(Problem statement) Copy every line of the data in which the word "JSON" occurs.

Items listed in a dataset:
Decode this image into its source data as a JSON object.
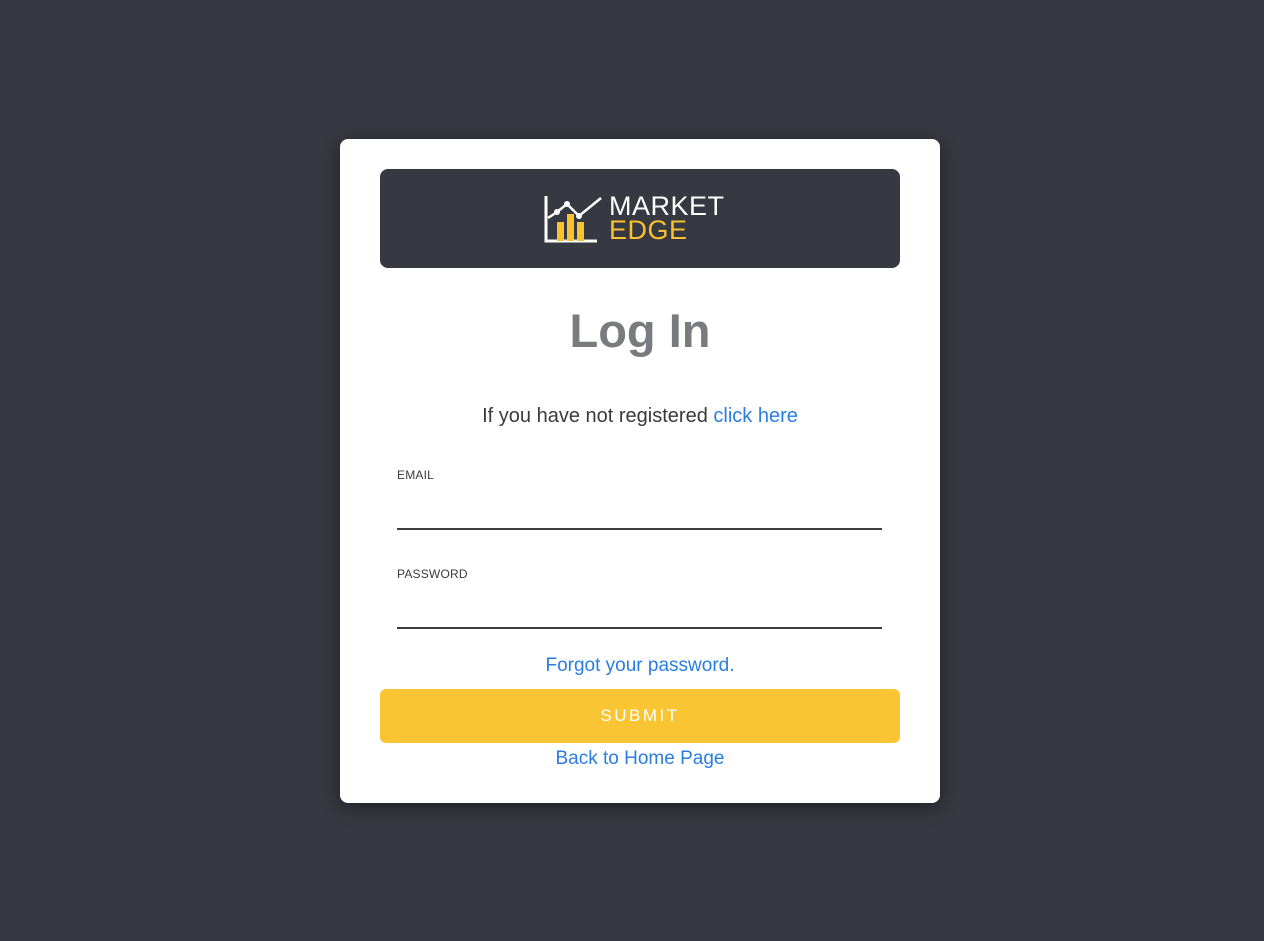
{
  "logo": {
    "line1": "MARKET",
    "line2": "EDGE"
  },
  "title": "Log In",
  "register": {
    "text": "If you have not registered ",
    "link": "click here"
  },
  "form": {
    "email_label": "EMAIL",
    "email_value": "",
    "password_label": "PASSWORD",
    "password_value": ""
  },
  "forgot_link": "Forgot your password.",
  "submit_label": "SUBMIT",
  "back_link": "Back to Home Page",
  "colors": {
    "background": "#363941",
    "accent": "#f9c532",
    "link": "#2a7de1",
    "title": "#7a7b7e"
  },
  "icons": {
    "logo": "chart-growth-icon"
  }
}
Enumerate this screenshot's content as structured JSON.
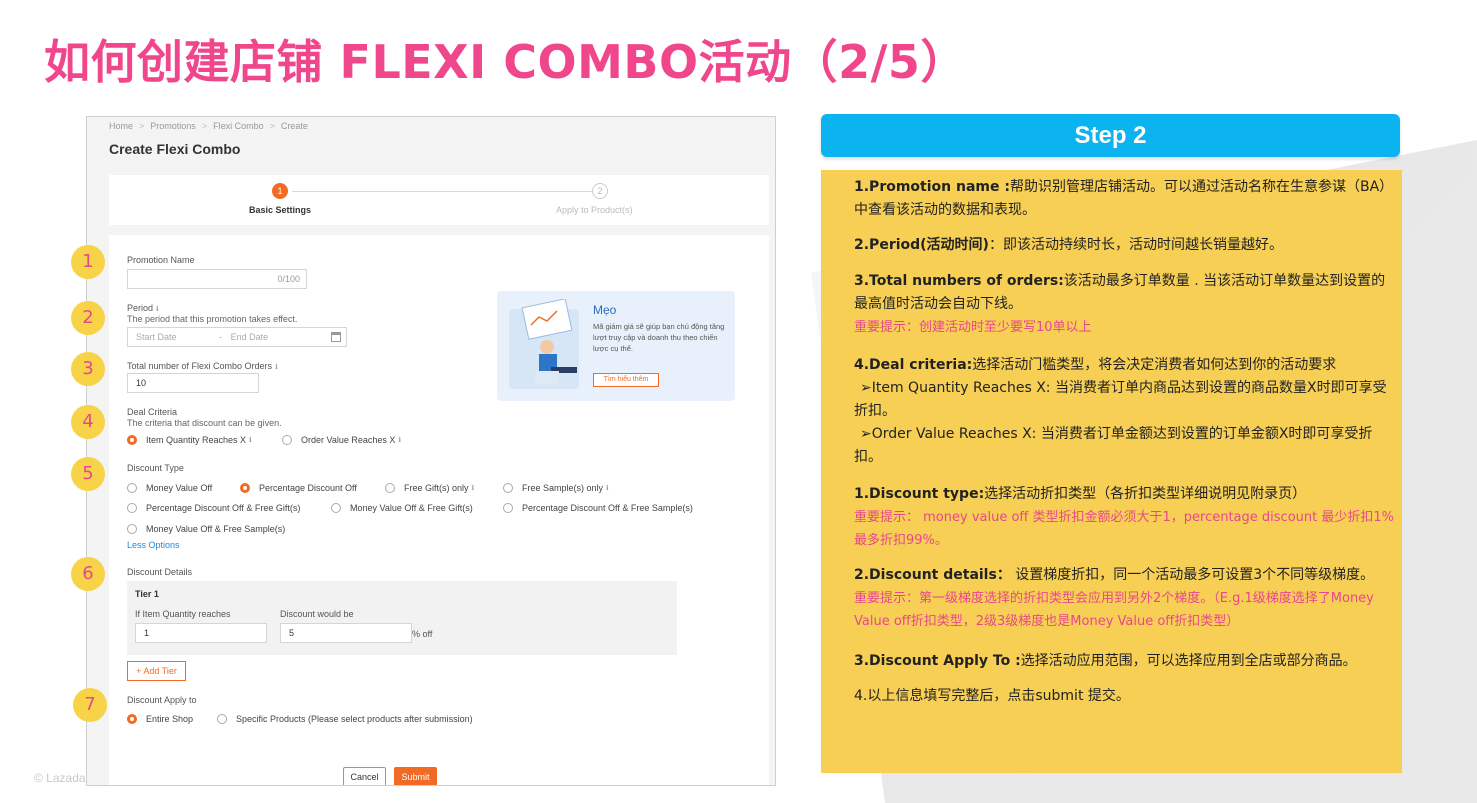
{
  "slide": {
    "title": "如何创建店铺 FLEXI COMBO活动（2/5）",
    "footer": "© Lazada"
  },
  "shot": {
    "breadcrumb": [
      "Home",
      ">",
      "Promotions",
      ">",
      "Flexi Combo",
      ">",
      "Create"
    ],
    "page_title": "Create Flexi Combo",
    "steps": [
      {
        "num": "1",
        "label": "Basic Settings"
      },
      {
        "num": "2",
        "label": "Apply to Product(s)"
      }
    ],
    "promotion_name": {
      "label": "Promotion Name",
      "counter": "0/100"
    },
    "period": {
      "label": "Period",
      "desc": "The period that this promotion takes effect.",
      "start_placeholder": "Start Date",
      "sep": "-",
      "end_placeholder": "End Date"
    },
    "orders": {
      "label": "Total number of Flexi Combo Orders",
      "value": "10"
    },
    "deal": {
      "label": "Deal Criteria",
      "desc": "The criteria that discount can be given.",
      "options": [
        "Item Quantity Reaches X",
        "Order Value Reaches X"
      ]
    },
    "discount_type": {
      "label": "Discount Type",
      "options": [
        "Money Value Off",
        "Percentage Discount Off",
        "Free Gift(s) only",
        "Free Sample(s) only",
        "Percentage Discount Off & Free Gift(s)",
        "Money Value Off & Free Gift(s)",
        "Percentage Discount Off & Free Sample(s)",
        "Money Value Off & Free Sample(s)"
      ],
      "less": "Less Options"
    },
    "details": {
      "label": "Discount Details",
      "tier": "Tier 1",
      "qty_label": "If Item Quantity reaches",
      "qty_value": "1",
      "disc_label": "Discount would be",
      "disc_value": "5",
      "disc_unit": "% off",
      "add_tier": "+ Add Tier"
    },
    "apply": {
      "label": "Discount Apply to",
      "options": [
        "Entire Shop",
        "Specific Products (Please select products after submission)"
      ]
    },
    "buttons": {
      "cancel": "Cancel",
      "submit": "Submit"
    },
    "tip": {
      "title": "Mẹo",
      "text": "Mã giảm giá sẽ giúp bạn chủ động tăng lượt truy cập và doanh thu theo chiến lược cụ thể.",
      "button": "Tìm hiểu thêm"
    }
  },
  "markers": [
    "1",
    "2",
    "3",
    "4",
    "5",
    "6",
    "7"
  ],
  "explain": {
    "step": "Step 2",
    "p1_b": "1.Promotion name :",
    "p1": "帮助识别管理店铺活动。可以通过活动名称在生意参谋（BA）中查看该活动的数据和表现。",
    "p2_b": "2.Period(活动时间)",
    "p2": "：即该活动持续时长，活动时间越长销量越好。",
    "p3_b": "3.Total numbers of orders:",
    "p3": "该活动最多订单数量 . 当该活动订单数量达到设置的最高值时活动会自动下线。",
    "p3_red": "重要提示：创建活动时至少要写10单以上",
    "p4_b": "4.Deal criteria:",
    "p4": "选择活动门槛类型，将会决定消费者如何达到你的活动要求",
    "p4_a": "➢Item Quantity Reaches X: 当消费者订单内商品达到设置的商品数量X时即可享受折扣。",
    "p4_c": "➢Order Value Reaches X: 当消费者订单金额达到设置的订单金额X时即可享受折扣。",
    "p5_b": "1.Discount type:",
    "p5": "选择活动折扣类型（各折扣类型详细说明见附录页）",
    "p5_red": "重要提示： money value off 类型折扣金额必须大于1，percentage discount 最少折扣1%最多折扣99%。",
    "p6_b": "2.Discount details：",
    "p6": " 设置梯度折扣，同一个活动最多可设置3个不同等级梯度。",
    "p6_red": "重要提示：第一级梯度选择的折扣类型会应用到另外2个梯度。（E.g.1级梯度选择了Money Value off折扣类型，2级3级梯度也是Money Value off折扣类型）",
    "p7_b": "3.Discount Apply To :",
    "p7": "选择活动应用范围，可以选择应用到全店或部分商品。",
    "p8": "4.以上信息填写完整后，点击submit 提交。"
  }
}
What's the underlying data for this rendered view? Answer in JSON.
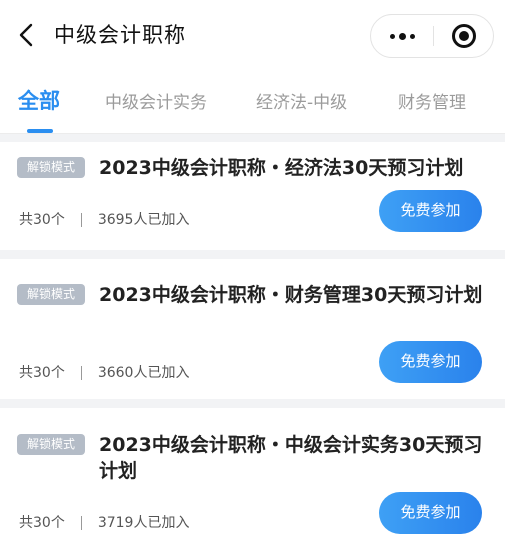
{
  "header": {
    "title": "中级会计职称",
    "back_icon": "chevron-left-icon",
    "more_icon": "more-dots-icon",
    "close_icon": "target-close-icon"
  },
  "tabs": [
    {
      "label": "全部",
      "active": true
    },
    {
      "label": "中级会计实务",
      "active": false
    },
    {
      "label": "经济法-中级",
      "active": false
    },
    {
      "label": "财务管理",
      "active": false
    }
  ],
  "cards": [
    {
      "badge": "解锁模式",
      "title": "2023中级会计职称・经济法30天预习计划",
      "count": "共30个",
      "joined": "3695人已加入",
      "button": "免费参加"
    },
    {
      "badge": "解锁模式",
      "title": "2023中级会计职称・财务管理30天预习计划",
      "count": "共30个",
      "joined": "3660人已加入",
      "button": "免费参加"
    },
    {
      "badge": "解锁模式",
      "title": "2023中级会计职称・中级会计实务30天预习计划",
      "count": "共30个",
      "joined": "3719人已加入",
      "button": "免费参加"
    }
  ],
  "colors": {
    "accent": "#2a8ef0",
    "badge": "#b4bcc7",
    "background": "#f2f3f5"
  }
}
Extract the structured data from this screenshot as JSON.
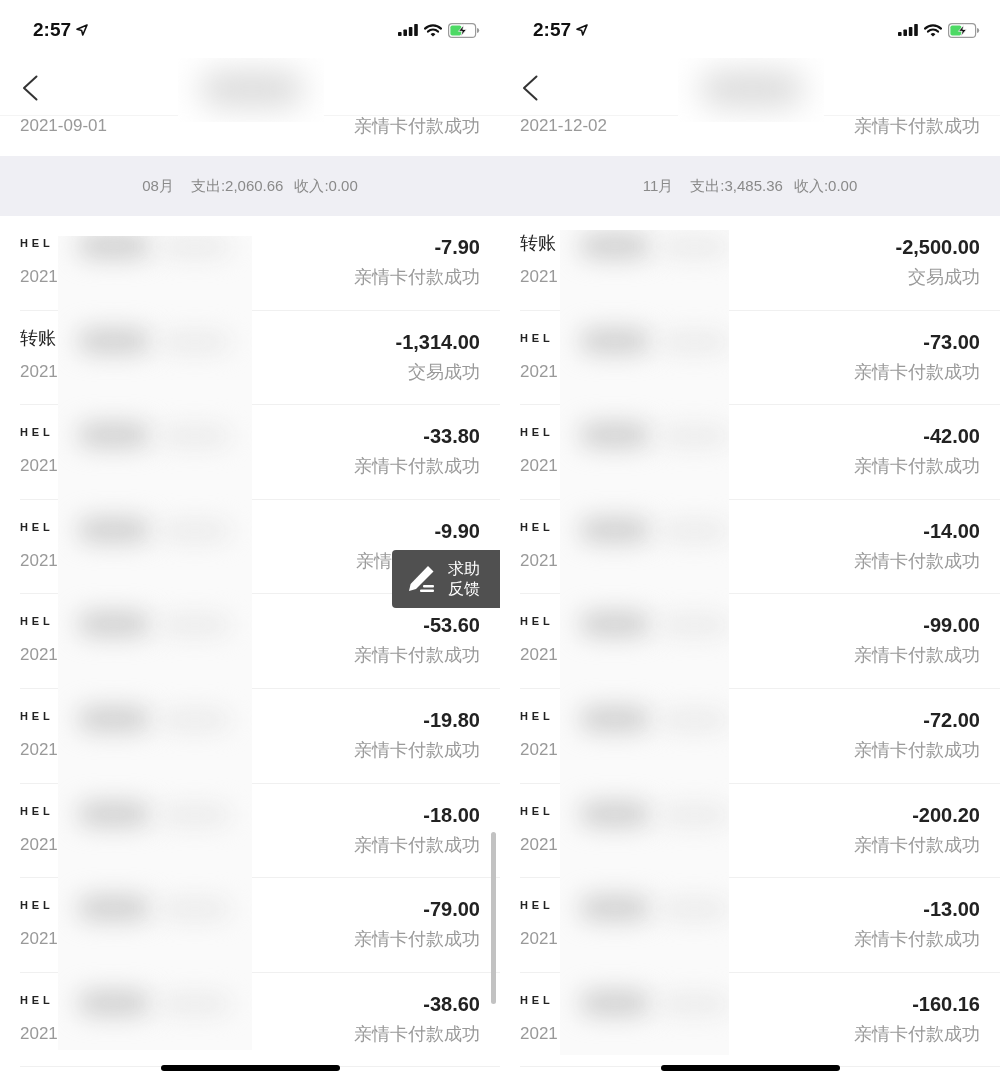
{
  "screens": [
    {
      "status_bar": {
        "time": "2:57"
      },
      "previous_row": {
        "date": "2021-09-01",
        "status": "亲情卡付款成功"
      },
      "month_summary": {
        "month": "08月",
        "expense": "支出:2,060.66",
        "income": "收入:0.00"
      },
      "transactions": [
        {
          "kind": "merchant",
          "title": "HEL",
          "date": "2021",
          "amount": "-7.90",
          "status": "亲情卡付款成功"
        },
        {
          "kind": "transfer",
          "title": "转账",
          "date": "2021",
          "amount": "-1,314.00",
          "status": "交易成功"
        },
        {
          "kind": "merchant",
          "title": "HEL",
          "date": "2021",
          "amount": "-33.80",
          "status": "亲情卡付款成功"
        },
        {
          "kind": "merchant",
          "title": "HEL",
          "date": "2021",
          "amount": "-9.90",
          "status": "亲情",
          "covered": true
        },
        {
          "kind": "merchant",
          "title": "HEL",
          "date": "2021",
          "amount": "-53.60",
          "status": "亲情卡付款成功"
        },
        {
          "kind": "merchant",
          "title": "HEL",
          "date": "2021",
          "amount": "-19.80",
          "status": "亲情卡付款成功"
        },
        {
          "kind": "merchant",
          "title": "HEL",
          "date": "2021",
          "amount": "-18.00",
          "status": "亲情卡付款成功"
        },
        {
          "kind": "merchant",
          "title": "HEL",
          "date": "2021",
          "amount": "-79.00",
          "status": "亲情卡付款成功"
        },
        {
          "kind": "merchant",
          "title": "HEL",
          "date": "2021",
          "amount": "-38.60",
          "status": "亲情卡付款成功"
        }
      ],
      "feedback_button": {
        "label": "求助反馈"
      },
      "scrollbar": true
    },
    {
      "status_bar": {
        "time": "2:57"
      },
      "previous_row": {
        "date": "2021-12-02",
        "status": "亲情卡付款成功"
      },
      "month_summary": {
        "month": "11月",
        "expense": "支出:3,485.36",
        "income": "收入:0.00"
      },
      "transactions": [
        {
          "kind": "transfer",
          "title": "转账",
          "date": "2021",
          "amount": "-2,500.00",
          "status": "交易成功"
        },
        {
          "kind": "merchant",
          "title": "HEL",
          "date": "2021",
          "amount": "-73.00",
          "status": "亲情卡付款成功"
        },
        {
          "kind": "merchant",
          "title": "HEL",
          "date": "2021",
          "amount": "-42.00",
          "status": "亲情卡付款成功"
        },
        {
          "kind": "merchant",
          "title": "HEL",
          "date": "2021",
          "amount": "-14.00",
          "status": "亲情卡付款成功"
        },
        {
          "kind": "merchant",
          "title": "HEL",
          "date": "2021",
          "amount": "-99.00",
          "status": "亲情卡付款成功"
        },
        {
          "kind": "merchant",
          "title": "HEL",
          "date": "2021",
          "amount": "-72.00",
          "status": "亲情卡付款成功"
        },
        {
          "kind": "merchant",
          "title": "HEL",
          "date": "2021",
          "amount": "-200.20",
          "status": "亲情卡付款成功"
        },
        {
          "kind": "merchant",
          "title": "HEL",
          "date": "2021",
          "amount": "-13.00",
          "status": "亲情卡付款成功"
        },
        {
          "kind": "merchant",
          "title": "HEL",
          "date": "2021",
          "amount": "-160.16",
          "status": "亲情卡付款成功"
        }
      ]
    }
  ]
}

(Output for this exercise)
Decode this image into its source data as a JSON object.
Enumerate this screenshot's content as structured JSON.
What's the underlying data for this rendered view? Answer in JSON.
Extract the structured data from this screenshot as JSON.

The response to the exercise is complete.